— BEGIN INPUT DATA —

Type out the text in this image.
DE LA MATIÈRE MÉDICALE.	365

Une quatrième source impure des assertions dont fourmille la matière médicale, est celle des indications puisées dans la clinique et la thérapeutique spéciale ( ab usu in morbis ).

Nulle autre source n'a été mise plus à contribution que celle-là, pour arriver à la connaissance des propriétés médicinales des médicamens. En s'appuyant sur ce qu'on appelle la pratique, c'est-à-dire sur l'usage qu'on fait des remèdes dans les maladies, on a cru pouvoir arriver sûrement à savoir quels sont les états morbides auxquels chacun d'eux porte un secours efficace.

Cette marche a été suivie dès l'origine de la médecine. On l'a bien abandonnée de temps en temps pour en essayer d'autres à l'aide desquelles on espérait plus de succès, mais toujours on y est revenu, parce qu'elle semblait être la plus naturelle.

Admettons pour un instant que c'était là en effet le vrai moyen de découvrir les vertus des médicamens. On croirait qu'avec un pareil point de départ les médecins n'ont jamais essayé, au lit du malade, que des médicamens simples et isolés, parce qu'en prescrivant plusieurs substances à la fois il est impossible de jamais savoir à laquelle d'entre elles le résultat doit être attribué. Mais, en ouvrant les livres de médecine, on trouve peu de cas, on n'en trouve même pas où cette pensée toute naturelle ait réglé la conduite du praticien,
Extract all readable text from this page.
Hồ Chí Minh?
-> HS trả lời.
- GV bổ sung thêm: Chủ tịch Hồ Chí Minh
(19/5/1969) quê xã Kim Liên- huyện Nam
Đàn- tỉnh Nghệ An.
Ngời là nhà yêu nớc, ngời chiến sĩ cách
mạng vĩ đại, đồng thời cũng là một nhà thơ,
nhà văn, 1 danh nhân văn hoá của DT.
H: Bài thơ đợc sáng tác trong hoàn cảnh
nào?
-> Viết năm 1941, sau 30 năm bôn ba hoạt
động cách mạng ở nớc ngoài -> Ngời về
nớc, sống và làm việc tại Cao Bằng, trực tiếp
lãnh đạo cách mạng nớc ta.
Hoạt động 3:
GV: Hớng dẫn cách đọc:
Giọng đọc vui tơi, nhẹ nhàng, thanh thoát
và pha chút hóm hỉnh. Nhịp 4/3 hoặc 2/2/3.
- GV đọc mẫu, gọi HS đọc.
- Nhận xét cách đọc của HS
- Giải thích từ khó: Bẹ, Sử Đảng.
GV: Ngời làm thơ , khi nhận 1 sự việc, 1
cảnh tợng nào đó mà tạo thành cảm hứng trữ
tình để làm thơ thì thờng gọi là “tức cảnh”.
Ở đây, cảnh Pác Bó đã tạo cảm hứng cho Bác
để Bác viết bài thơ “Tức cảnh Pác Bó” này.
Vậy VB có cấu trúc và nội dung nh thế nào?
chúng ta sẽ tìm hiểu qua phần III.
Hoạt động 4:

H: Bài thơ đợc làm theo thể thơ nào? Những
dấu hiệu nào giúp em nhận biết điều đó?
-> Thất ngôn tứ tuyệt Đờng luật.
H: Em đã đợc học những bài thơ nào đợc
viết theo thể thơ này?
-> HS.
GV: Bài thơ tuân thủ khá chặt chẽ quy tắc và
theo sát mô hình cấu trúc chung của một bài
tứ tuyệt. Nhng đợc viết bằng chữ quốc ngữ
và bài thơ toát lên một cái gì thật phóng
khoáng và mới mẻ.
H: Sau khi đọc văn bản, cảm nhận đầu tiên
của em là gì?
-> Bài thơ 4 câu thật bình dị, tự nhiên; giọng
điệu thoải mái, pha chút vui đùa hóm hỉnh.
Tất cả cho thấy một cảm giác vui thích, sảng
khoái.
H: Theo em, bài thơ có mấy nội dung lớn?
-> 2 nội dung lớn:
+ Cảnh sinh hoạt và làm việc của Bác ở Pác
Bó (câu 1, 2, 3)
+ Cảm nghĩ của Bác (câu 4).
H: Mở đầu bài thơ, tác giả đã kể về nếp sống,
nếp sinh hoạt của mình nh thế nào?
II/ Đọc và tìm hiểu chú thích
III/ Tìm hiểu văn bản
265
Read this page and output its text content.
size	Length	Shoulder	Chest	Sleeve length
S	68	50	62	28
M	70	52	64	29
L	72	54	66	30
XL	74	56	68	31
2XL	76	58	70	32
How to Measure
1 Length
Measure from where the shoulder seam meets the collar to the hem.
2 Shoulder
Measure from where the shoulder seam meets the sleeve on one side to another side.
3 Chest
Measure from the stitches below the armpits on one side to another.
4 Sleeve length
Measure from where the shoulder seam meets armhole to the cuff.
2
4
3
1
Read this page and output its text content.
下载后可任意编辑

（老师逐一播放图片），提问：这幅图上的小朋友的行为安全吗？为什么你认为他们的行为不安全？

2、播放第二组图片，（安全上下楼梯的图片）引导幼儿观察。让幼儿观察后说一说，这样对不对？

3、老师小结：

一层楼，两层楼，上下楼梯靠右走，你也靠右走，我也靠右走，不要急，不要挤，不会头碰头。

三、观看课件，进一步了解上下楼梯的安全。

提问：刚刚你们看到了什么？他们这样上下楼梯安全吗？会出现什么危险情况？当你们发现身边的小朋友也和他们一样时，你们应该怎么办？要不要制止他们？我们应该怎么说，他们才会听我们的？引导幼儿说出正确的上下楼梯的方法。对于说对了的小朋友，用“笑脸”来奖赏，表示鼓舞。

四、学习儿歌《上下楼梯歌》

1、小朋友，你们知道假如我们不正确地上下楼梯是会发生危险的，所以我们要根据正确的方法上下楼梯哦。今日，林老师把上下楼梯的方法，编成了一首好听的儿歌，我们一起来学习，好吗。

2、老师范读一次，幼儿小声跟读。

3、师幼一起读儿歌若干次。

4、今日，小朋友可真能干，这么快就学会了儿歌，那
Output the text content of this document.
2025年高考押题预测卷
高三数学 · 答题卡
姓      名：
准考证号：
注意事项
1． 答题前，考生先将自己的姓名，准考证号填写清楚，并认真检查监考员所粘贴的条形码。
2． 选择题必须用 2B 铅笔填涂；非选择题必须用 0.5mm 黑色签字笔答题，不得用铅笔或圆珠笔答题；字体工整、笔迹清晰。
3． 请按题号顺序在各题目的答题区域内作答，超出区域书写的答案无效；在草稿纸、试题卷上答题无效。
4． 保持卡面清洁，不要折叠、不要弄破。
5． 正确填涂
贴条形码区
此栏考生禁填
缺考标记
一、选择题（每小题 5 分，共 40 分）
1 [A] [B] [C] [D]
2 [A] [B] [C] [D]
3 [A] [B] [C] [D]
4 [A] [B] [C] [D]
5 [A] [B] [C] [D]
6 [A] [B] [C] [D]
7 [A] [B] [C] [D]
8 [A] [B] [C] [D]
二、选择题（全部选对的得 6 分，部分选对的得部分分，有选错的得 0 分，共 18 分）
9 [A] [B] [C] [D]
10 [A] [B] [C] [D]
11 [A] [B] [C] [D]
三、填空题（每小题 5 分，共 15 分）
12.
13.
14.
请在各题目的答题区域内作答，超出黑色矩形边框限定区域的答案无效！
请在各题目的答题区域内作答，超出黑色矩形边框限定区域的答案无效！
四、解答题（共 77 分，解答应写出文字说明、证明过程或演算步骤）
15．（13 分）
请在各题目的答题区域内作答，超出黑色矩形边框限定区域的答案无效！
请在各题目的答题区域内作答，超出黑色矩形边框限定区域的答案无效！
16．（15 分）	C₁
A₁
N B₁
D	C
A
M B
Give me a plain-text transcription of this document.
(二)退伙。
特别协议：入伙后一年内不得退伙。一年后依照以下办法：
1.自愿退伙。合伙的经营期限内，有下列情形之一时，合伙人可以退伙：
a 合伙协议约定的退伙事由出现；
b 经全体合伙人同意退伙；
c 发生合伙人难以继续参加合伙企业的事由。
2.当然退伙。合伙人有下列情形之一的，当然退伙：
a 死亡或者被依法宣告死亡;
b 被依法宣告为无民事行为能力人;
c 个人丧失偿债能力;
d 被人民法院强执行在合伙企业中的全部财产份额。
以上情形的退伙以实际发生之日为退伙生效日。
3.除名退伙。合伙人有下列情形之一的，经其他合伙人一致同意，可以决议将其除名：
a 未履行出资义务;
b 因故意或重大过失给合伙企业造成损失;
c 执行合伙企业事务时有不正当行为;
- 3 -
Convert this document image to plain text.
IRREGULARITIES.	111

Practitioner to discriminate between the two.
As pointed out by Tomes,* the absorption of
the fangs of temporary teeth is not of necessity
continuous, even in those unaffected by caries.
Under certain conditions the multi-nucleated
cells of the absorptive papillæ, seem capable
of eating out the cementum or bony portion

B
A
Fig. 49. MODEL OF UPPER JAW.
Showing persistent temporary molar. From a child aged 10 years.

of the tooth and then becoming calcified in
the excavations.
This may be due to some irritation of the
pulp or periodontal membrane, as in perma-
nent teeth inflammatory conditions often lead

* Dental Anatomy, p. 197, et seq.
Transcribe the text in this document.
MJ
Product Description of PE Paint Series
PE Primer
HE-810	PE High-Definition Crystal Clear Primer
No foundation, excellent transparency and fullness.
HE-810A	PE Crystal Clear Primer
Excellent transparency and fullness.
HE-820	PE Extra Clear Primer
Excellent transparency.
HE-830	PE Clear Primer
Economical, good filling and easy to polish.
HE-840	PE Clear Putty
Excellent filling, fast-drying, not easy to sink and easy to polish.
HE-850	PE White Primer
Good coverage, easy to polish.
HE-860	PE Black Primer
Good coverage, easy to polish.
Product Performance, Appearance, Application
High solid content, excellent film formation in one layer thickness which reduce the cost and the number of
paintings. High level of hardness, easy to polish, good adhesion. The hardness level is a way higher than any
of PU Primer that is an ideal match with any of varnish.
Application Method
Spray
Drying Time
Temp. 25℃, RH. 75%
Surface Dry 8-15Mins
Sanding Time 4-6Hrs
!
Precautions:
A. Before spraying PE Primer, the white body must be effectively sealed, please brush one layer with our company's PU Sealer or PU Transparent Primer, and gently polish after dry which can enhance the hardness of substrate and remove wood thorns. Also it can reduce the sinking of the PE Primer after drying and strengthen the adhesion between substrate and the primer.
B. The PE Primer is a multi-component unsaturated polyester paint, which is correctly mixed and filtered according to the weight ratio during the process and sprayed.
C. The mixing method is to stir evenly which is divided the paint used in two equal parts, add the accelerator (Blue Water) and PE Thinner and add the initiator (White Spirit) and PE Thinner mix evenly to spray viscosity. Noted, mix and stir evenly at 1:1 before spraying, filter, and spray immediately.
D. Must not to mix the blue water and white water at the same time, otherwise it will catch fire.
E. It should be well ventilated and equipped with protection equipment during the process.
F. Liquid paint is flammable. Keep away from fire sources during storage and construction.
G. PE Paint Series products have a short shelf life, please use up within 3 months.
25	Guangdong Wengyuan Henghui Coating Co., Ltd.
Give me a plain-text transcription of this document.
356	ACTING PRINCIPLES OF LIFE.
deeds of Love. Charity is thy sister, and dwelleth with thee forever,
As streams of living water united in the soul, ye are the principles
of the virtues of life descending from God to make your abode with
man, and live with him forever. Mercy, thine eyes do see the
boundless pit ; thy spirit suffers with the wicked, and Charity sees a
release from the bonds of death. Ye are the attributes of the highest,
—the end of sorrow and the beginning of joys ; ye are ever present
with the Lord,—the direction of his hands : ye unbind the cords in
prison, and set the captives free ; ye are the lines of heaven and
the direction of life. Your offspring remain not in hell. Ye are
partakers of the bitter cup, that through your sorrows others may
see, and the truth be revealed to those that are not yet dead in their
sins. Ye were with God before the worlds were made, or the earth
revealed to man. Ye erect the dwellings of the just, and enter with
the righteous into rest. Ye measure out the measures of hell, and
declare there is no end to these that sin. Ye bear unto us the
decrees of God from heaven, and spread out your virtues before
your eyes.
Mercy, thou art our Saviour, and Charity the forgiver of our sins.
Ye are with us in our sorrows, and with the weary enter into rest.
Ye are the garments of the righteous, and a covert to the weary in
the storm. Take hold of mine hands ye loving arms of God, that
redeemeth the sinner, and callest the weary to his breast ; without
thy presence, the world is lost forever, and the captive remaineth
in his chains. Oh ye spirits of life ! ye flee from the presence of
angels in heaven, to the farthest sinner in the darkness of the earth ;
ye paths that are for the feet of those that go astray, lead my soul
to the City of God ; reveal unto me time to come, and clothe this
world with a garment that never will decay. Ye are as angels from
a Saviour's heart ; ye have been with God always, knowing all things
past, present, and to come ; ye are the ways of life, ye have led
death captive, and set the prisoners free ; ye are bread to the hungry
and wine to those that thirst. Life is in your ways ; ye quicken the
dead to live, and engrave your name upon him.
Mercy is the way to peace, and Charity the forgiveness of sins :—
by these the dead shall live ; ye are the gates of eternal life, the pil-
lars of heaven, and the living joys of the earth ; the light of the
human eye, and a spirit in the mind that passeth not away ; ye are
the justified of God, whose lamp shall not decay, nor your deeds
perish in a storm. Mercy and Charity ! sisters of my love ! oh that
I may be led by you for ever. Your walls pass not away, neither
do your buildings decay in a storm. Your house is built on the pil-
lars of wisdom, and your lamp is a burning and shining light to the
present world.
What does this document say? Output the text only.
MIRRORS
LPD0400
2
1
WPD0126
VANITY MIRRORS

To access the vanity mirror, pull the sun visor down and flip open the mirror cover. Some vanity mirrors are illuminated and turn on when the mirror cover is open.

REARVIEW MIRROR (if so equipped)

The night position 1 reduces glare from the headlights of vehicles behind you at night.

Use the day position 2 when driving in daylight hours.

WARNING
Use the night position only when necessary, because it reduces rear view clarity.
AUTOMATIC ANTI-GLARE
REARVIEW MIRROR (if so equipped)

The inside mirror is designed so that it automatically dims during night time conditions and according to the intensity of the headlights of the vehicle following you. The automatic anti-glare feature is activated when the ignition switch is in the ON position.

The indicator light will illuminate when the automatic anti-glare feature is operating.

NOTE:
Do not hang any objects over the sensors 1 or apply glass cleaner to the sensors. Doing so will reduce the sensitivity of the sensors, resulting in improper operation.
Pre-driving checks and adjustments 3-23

— END INPUT DATA —

## EXERCISE DIRECTIONS
Identify all lines where the word "process" shows up. Copy them.

## EXPECTED ANSWER
B. The PE Primer is a multi-component unsaturated polyester paint, which is correctly mixed and filtered according to the weight ratio during the process and sprayed.
E. It should be well ventilated and equipped with protection equipment during the process.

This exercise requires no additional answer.